▶ _Exercise prompt_
What is the number of lines containing the word "nominal"? Give that number alone.

▶ _Dataset extract_
▼

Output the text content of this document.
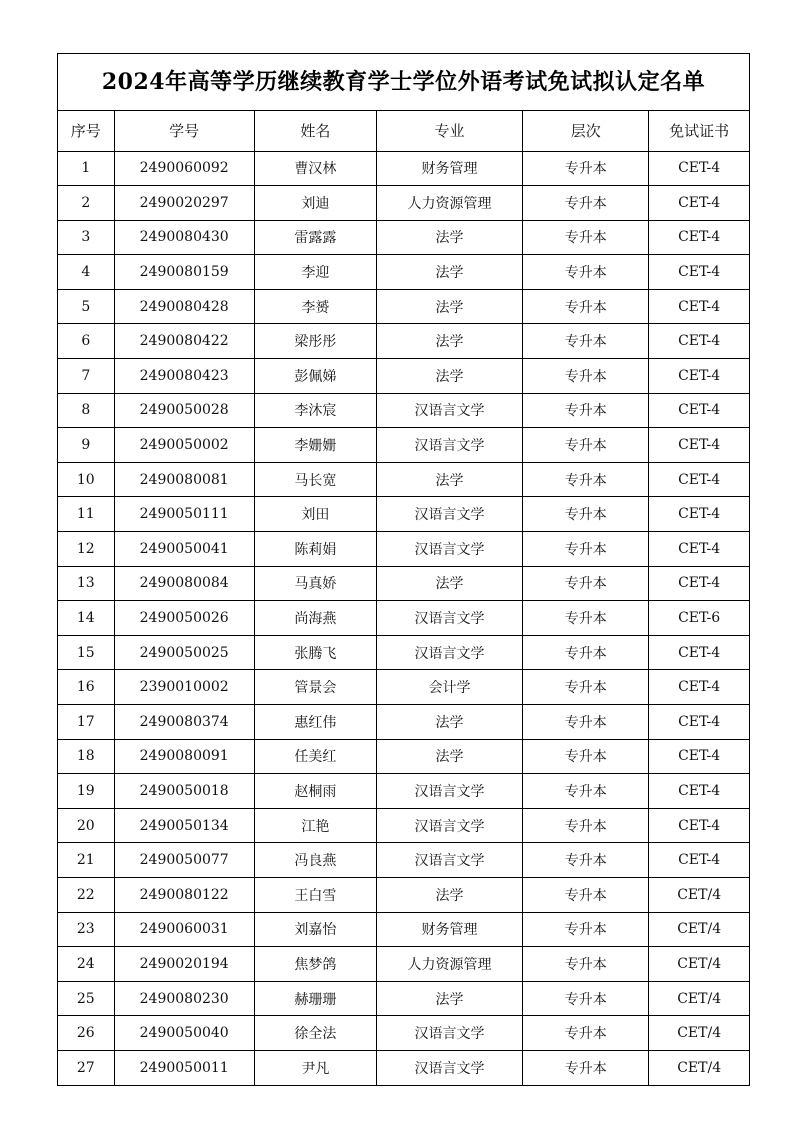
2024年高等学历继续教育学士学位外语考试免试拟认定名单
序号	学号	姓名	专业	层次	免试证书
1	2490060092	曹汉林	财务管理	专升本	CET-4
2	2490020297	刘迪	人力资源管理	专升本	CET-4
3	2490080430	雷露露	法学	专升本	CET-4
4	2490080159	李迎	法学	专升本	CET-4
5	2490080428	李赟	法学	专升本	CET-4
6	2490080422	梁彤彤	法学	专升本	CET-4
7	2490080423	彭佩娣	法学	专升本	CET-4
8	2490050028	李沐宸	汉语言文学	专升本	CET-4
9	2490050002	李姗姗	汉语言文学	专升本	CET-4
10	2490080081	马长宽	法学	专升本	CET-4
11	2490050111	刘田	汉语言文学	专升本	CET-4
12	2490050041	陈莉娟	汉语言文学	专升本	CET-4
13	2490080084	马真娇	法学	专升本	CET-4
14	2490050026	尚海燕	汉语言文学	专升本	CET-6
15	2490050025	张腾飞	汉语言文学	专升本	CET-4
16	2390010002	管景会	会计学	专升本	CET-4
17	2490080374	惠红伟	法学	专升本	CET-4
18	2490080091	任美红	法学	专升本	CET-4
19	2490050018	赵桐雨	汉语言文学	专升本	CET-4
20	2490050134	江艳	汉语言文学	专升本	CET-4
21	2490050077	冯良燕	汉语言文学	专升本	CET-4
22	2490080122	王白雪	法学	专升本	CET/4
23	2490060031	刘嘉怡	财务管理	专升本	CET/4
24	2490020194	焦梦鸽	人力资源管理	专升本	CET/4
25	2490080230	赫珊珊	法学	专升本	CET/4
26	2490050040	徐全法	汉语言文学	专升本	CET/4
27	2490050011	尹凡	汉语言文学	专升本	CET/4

▲
▼

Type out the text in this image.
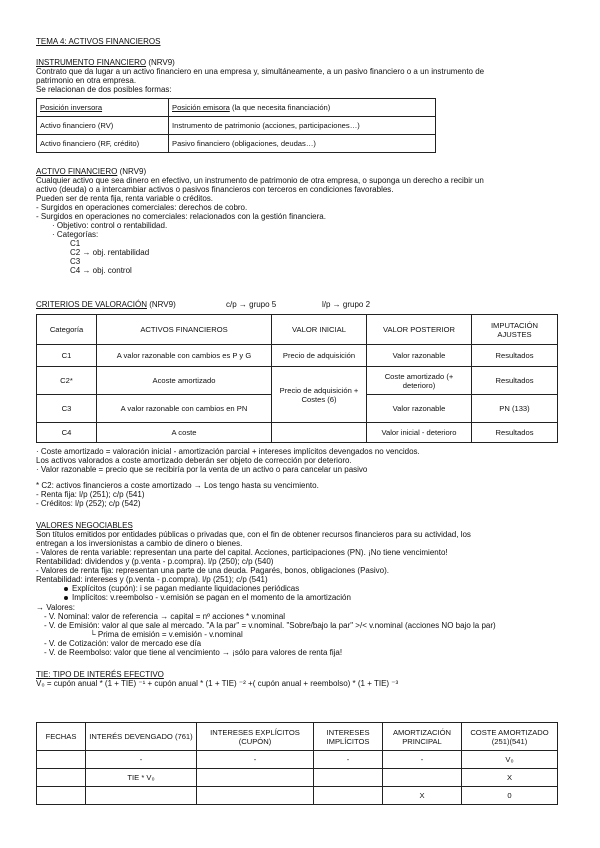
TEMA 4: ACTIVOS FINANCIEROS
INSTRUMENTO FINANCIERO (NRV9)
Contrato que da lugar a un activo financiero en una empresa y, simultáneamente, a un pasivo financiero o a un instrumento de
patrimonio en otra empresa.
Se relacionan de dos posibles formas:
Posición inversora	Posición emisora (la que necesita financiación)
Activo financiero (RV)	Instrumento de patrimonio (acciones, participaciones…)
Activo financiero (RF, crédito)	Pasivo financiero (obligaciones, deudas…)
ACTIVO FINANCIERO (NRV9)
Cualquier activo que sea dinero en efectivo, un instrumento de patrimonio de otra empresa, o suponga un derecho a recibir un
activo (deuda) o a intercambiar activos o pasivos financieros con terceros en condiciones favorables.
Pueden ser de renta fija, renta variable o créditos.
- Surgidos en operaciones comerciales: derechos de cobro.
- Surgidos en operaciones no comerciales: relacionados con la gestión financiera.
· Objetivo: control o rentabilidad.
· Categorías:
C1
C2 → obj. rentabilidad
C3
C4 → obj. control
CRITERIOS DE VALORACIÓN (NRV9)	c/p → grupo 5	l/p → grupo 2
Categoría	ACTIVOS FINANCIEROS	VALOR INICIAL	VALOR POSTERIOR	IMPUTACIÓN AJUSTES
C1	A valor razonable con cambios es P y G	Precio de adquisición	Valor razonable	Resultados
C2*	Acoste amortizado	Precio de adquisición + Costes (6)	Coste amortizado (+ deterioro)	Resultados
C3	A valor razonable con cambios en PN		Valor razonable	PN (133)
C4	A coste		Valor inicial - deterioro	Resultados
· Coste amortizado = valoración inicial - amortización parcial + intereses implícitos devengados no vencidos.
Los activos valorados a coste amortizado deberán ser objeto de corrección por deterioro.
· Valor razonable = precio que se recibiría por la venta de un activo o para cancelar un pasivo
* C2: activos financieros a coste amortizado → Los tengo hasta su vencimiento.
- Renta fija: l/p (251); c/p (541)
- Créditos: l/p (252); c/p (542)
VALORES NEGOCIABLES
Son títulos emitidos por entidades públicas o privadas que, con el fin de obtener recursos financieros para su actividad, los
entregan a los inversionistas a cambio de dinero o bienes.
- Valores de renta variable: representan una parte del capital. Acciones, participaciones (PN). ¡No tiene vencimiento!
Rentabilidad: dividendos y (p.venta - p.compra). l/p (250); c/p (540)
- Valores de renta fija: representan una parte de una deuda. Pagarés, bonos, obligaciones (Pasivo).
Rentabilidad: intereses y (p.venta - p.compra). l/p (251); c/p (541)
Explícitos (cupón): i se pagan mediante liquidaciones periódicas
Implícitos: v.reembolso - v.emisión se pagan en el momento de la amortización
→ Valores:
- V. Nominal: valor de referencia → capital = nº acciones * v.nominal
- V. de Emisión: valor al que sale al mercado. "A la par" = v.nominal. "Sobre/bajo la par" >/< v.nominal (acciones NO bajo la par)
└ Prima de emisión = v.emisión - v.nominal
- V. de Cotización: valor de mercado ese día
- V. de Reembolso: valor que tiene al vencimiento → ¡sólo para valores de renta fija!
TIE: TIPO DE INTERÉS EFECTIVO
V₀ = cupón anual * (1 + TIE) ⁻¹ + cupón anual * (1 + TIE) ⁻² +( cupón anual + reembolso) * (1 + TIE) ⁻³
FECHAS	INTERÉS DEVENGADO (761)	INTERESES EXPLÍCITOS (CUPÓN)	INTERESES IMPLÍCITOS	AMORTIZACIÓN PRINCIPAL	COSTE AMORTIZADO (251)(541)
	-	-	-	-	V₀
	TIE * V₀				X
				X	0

▲

▶ _Answer to the problem_
3